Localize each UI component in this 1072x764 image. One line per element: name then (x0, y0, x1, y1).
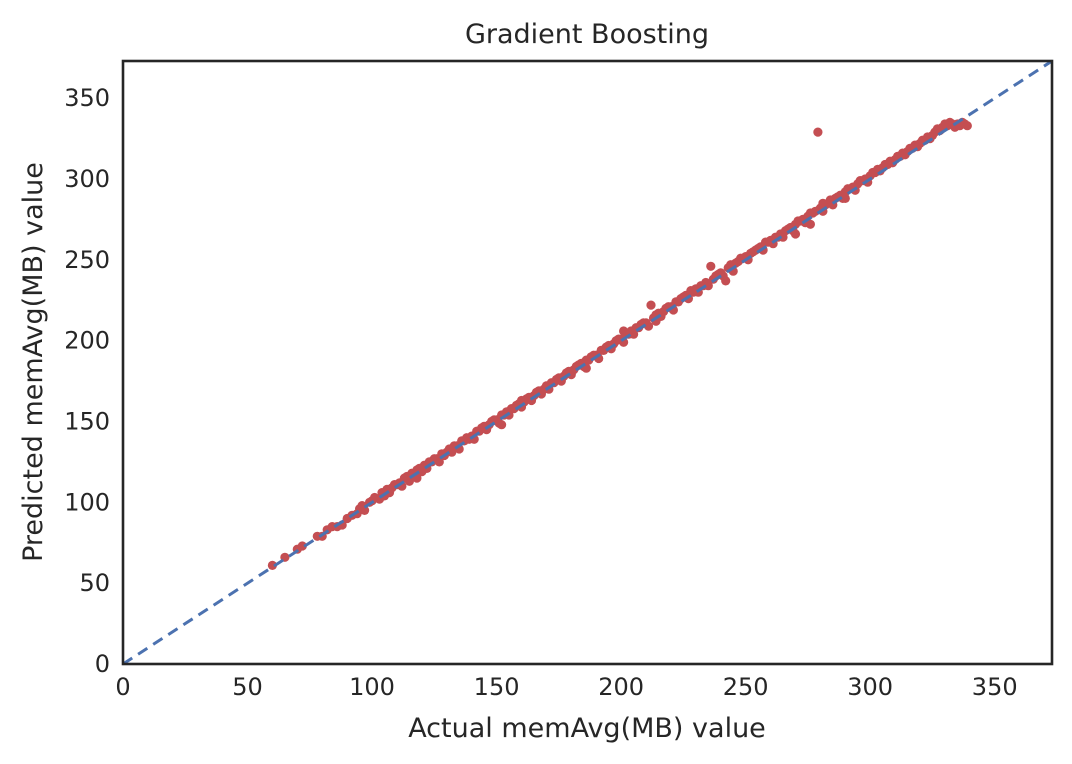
data-point (357, 501, 367, 511)
data-point (619, 326, 629, 336)
data-point (790, 229, 801, 239)
data-point (818, 198, 828, 208)
data-point (297, 541, 307, 551)
data-point (534, 386, 544, 396)
x-axis-label: Actual memAvg(MB) value (408, 713, 766, 744)
data-point (813, 127, 823, 137)
identity-reference-line (122, 59, 1053, 666)
y-tick-label: 250 (64, 246, 110, 274)
data-point (614, 334, 624, 344)
y-tick-label: 0 (95, 650, 110, 678)
data-point (808, 208, 818, 218)
data-point (462, 433, 472, 443)
plot-frame (121, 59, 1054, 666)
y-tick-label: 350 (64, 84, 110, 112)
data-point (962, 121, 972, 131)
data-point (506, 404, 517, 414)
y-tick-label: 150 (64, 408, 110, 436)
x-tick-label: 250 (723, 673, 769, 701)
y-tick-label: 200 (64, 327, 110, 355)
x-tick-label: 200 (598, 673, 644, 701)
y-tick-label: 50 (79, 569, 110, 597)
data-point (763, 237, 773, 247)
x-tick-label: 0 (115, 673, 130, 701)
data-point (746, 248, 756, 258)
data-point (870, 167, 880, 178)
data-point (805, 219, 816, 229)
reference-layer (122, 59, 1053, 666)
data-point (883, 159, 893, 170)
data-point (267, 560, 277, 571)
data-point (399, 473, 409, 483)
data-point (840, 193, 850, 203)
data-point (721, 276, 731, 286)
x-tick-labels: 0 50 100 150 200 250 300 350 (115, 673, 1017, 701)
y-tick-labels: 0 50 100 150 200 250 300 350 (64, 84, 110, 678)
data-point (596, 345, 606, 355)
data-point (646, 300, 656, 310)
x-tick-label: 100 (349, 673, 395, 701)
data-point (706, 261, 716, 271)
data-point (581, 355, 591, 365)
data-point (414, 463, 424, 473)
x-tick-label: 50 (232, 673, 263, 701)
x-tick-label: 350 (972, 673, 1018, 701)
x-tick-label: 150 (474, 673, 520, 701)
data-point (497, 420, 507, 430)
chart-title: Gradient Boosting (465, 19, 709, 50)
data-point (564, 366, 574, 376)
y-tick-label: 300 (64, 165, 110, 193)
x-tick-label: 300 (847, 673, 893, 701)
data-point (686, 286, 696, 296)
y-tick-label: 100 (64, 488, 110, 516)
data-point (703, 281, 713, 291)
data-point (429, 454, 439, 464)
data-point (671, 297, 681, 307)
data-point (489, 415, 499, 425)
y-axis-label: Predicted memAvg(MB) value (18, 162, 49, 562)
data-point (382, 484, 392, 494)
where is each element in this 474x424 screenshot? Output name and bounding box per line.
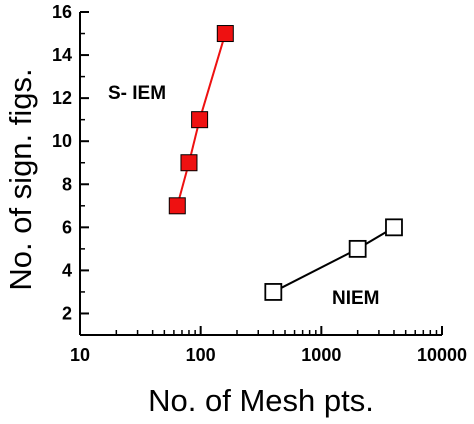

------------

_WRITTEN EXERCISE:_ Rewrite all the data above with every "memAvg(MB)" swapped for "average memory (MB)" and nothing else changed. Leave the pictures out.

_TASK SOLUTION:_
Localize each UI component in this 1072x764 image. One line per element: name then (x0, y0, x1, y1).
data-point (357, 501, 367, 511)
data-point (619, 326, 629, 336)
data-point (790, 229, 801, 239)
data-point (818, 198, 828, 208)
data-point (297, 541, 307, 551)
data-point (534, 386, 544, 396)
x-axis-label: Actual average memory (MB) value (408, 713, 766, 744)
data-point (813, 127, 823, 137)
identity-reference-line (122, 59, 1053, 666)
y-tick-label: 250 (64, 246, 110, 274)
data-point (614, 334, 624, 344)
y-tick-label: 0 (95, 650, 110, 678)
data-point (808, 208, 818, 218)
data-point (462, 433, 472, 443)
plot-frame (121, 59, 1054, 666)
y-tick-label: 350 (64, 84, 110, 112)
data-point (962, 121, 972, 131)
data-point (506, 404, 517, 414)
y-tick-label: 150 (64, 408, 110, 436)
x-tick-label: 250 (723, 673, 769, 701)
y-tick-label: 200 (64, 327, 110, 355)
x-tick-label: 200 (598, 673, 644, 701)
y-tick-label: 50 (79, 569, 110, 597)
data-point (763, 237, 773, 247)
x-tick-label: 0 (115, 673, 130, 701)
data-point (746, 248, 756, 258)
data-point (870, 167, 880, 178)
data-point (805, 219, 816, 229)
reference-layer (122, 59, 1053, 666)
data-point (883, 159, 893, 170)
data-point (267, 560, 277, 571)
data-point (399, 473, 409, 483)
data-point (840, 193, 850, 203)
data-point (721, 276, 731, 286)
x-tick-labels: 0 50 100 150 200 250 300 350 (115, 673, 1017, 701)
y-tick-labels: 0 50 100 150 200 250 300 350 (64, 84, 110, 678)
data-point (596, 345, 606, 355)
data-point (646, 300, 656, 310)
x-tick-label: 100 (349, 673, 395, 701)
data-point (706, 261, 716, 271)
data-point (581, 355, 591, 365)
data-point (414, 463, 424, 473)
x-tick-label: 50 (232, 673, 263, 701)
x-tick-label: 350 (972, 673, 1018, 701)
x-tick-label: 150 (474, 673, 520, 701)
data-point (497, 420, 507, 430)
chart-title: Gradient Boosting (465, 19, 709, 50)
data-point (564, 366, 574, 376)
y-tick-label: 300 (64, 165, 110, 193)
x-tick-label: 300 (847, 673, 893, 701)
data-point (686, 286, 696, 296)
y-tick-label: 100 (64, 488, 110, 516)
data-point (703, 281, 713, 291)
data-point (429, 454, 439, 464)
data-point (671, 297, 681, 307)
data-point (489, 415, 499, 425)
y-axis-label: Predicted average memory (MB) value (18, 162, 49, 562)
data-point (382, 484, 392, 494)
where is each element in this 474x424 screenshot? Output name and bounding box per line.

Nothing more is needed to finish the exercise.